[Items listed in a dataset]
□ □ □ □ □ □ □
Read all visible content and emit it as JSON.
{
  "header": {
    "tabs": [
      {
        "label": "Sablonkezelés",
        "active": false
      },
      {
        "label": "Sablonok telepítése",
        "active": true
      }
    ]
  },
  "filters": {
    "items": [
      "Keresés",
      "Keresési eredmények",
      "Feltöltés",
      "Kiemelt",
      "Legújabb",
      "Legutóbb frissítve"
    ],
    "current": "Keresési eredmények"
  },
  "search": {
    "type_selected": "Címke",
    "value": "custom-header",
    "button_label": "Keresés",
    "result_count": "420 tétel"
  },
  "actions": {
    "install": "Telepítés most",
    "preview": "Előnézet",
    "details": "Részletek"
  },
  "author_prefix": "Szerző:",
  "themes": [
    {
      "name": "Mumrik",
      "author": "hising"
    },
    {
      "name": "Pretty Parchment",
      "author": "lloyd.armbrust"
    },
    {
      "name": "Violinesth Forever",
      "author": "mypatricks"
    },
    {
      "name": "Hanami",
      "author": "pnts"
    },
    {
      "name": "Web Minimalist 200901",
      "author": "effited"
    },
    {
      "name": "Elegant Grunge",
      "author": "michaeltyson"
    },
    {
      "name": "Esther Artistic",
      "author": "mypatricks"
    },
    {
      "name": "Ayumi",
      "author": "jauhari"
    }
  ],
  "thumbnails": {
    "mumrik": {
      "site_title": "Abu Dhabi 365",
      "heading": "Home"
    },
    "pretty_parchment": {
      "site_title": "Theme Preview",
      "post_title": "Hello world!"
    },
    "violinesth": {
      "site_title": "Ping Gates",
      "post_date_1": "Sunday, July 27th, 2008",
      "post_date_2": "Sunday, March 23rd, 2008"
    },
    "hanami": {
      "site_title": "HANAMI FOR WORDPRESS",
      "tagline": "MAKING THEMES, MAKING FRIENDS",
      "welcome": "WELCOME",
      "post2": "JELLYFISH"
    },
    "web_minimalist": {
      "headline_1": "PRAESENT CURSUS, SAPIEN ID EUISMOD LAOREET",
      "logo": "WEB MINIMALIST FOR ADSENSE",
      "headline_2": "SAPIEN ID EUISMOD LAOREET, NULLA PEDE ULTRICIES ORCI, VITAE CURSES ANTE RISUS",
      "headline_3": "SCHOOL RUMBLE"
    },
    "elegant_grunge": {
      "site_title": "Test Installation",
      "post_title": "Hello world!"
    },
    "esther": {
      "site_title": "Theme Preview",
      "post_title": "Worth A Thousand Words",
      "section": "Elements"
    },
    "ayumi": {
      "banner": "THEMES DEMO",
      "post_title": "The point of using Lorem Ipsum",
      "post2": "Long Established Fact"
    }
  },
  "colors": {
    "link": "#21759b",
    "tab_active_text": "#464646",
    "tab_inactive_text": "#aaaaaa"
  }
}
□ □ □ □ □ □ □
Locate and copy each line in the data above that includes the word "Sunday".

FULL SOLUTION ::
      "post_date_1": "Sunday, July 27th, 2008",
      "post_date_2": "Sunday, March 23rd, 2008"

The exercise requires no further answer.